▶ [OBJECTIVE]:
Locate every line in the records below that contains the word "median", and copy each one.

== SUPPLIED MATERIAL

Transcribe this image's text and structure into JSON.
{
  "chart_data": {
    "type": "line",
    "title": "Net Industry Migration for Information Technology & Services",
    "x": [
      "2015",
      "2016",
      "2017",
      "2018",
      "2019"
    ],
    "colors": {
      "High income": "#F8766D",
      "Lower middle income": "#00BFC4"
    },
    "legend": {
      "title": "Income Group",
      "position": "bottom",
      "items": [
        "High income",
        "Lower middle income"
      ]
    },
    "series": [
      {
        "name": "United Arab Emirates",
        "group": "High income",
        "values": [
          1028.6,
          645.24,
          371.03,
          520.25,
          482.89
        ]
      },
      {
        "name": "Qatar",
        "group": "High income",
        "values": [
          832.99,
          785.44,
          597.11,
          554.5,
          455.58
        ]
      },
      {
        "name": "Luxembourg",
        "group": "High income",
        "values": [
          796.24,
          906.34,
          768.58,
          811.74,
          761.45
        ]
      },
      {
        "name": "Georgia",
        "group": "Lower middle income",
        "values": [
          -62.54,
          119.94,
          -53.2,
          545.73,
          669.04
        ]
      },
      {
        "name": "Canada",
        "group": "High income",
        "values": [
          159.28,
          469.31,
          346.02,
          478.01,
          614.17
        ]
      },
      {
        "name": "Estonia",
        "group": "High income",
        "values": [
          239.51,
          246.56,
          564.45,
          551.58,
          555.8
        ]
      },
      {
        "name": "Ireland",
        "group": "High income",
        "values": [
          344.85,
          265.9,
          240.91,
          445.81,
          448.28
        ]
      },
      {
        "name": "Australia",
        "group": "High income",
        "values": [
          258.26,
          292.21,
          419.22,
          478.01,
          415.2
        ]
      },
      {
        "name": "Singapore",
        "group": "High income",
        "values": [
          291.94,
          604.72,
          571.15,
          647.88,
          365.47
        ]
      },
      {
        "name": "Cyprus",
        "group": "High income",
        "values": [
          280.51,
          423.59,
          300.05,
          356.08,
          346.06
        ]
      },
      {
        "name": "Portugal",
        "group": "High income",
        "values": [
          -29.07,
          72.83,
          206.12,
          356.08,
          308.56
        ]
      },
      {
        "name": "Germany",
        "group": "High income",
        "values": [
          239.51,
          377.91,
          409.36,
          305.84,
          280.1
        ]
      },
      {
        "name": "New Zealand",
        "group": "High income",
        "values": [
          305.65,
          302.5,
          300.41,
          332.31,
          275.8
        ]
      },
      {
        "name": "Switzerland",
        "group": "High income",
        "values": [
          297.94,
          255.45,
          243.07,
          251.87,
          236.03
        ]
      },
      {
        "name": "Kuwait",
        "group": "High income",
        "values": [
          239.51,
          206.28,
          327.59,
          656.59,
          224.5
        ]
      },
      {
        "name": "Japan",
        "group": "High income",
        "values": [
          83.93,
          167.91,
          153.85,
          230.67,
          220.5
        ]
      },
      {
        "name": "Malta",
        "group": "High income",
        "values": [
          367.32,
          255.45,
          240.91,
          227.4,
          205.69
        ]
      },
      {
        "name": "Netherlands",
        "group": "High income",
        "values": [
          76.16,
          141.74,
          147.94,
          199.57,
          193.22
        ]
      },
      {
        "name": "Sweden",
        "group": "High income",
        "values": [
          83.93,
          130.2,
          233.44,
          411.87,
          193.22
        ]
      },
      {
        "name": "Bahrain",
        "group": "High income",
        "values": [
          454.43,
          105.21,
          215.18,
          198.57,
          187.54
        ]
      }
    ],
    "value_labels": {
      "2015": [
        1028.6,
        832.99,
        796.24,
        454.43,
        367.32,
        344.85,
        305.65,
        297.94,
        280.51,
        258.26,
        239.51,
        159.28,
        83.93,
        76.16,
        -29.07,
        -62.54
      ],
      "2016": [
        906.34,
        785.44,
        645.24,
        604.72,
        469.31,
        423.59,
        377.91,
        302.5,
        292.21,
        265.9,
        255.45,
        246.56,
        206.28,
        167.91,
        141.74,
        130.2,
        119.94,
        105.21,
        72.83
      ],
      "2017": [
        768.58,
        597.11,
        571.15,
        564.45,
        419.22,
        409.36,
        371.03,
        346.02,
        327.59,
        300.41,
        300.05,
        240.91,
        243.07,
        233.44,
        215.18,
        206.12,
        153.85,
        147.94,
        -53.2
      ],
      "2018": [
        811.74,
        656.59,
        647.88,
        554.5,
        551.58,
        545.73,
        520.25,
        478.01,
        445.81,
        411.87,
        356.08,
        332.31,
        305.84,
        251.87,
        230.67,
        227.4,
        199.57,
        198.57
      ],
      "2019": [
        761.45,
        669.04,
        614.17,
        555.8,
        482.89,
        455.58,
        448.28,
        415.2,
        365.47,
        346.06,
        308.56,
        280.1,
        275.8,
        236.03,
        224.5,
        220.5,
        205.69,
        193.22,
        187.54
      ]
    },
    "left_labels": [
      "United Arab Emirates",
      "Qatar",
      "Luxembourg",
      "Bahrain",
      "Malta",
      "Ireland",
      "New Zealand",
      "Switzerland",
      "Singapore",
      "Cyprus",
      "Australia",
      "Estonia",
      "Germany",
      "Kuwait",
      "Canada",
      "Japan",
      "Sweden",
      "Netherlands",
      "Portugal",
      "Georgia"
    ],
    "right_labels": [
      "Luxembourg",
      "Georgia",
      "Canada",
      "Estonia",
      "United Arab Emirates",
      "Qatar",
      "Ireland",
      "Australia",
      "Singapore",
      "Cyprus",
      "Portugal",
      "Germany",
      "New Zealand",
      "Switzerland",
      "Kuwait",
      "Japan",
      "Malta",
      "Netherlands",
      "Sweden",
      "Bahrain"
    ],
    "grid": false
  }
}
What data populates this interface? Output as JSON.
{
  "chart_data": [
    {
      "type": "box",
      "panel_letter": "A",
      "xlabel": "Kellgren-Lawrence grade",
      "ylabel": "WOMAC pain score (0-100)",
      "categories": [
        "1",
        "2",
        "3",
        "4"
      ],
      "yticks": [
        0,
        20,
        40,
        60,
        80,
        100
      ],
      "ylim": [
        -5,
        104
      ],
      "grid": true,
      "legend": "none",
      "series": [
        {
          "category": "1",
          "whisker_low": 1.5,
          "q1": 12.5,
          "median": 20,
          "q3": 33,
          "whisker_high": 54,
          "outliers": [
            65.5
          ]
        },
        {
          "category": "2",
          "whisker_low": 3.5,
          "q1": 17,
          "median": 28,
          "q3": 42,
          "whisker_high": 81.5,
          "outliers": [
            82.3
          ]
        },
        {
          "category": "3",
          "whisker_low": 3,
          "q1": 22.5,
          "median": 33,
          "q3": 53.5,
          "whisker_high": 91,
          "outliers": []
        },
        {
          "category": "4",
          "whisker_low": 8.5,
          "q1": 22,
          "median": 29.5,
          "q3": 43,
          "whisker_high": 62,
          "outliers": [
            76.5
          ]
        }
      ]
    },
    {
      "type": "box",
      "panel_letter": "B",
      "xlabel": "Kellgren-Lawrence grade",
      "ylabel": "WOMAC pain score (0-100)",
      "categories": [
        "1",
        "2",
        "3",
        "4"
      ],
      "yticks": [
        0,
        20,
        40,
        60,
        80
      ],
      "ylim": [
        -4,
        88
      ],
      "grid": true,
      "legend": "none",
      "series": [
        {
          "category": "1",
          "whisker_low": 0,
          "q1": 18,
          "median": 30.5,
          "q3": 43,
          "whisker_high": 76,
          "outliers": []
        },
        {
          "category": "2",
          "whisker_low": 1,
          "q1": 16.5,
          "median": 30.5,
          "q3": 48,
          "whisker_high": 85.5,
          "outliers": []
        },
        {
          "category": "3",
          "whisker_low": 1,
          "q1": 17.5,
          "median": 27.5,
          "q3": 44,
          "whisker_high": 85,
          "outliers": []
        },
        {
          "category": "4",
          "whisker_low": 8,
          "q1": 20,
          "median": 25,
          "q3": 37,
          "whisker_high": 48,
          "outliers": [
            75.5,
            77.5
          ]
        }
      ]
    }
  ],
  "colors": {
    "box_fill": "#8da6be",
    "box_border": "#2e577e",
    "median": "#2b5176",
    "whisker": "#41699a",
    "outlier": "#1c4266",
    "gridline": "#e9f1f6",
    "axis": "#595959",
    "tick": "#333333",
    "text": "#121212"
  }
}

====

▶ [TASK RESPONSE]:
          "median": 20,
          "median": 28,
          "median": 33,
          "median": 29.5,
          "median": 30.5,
          "median": 30.5,
          "median": 27.5,
          "median": 25,
    "median": "#2b5176",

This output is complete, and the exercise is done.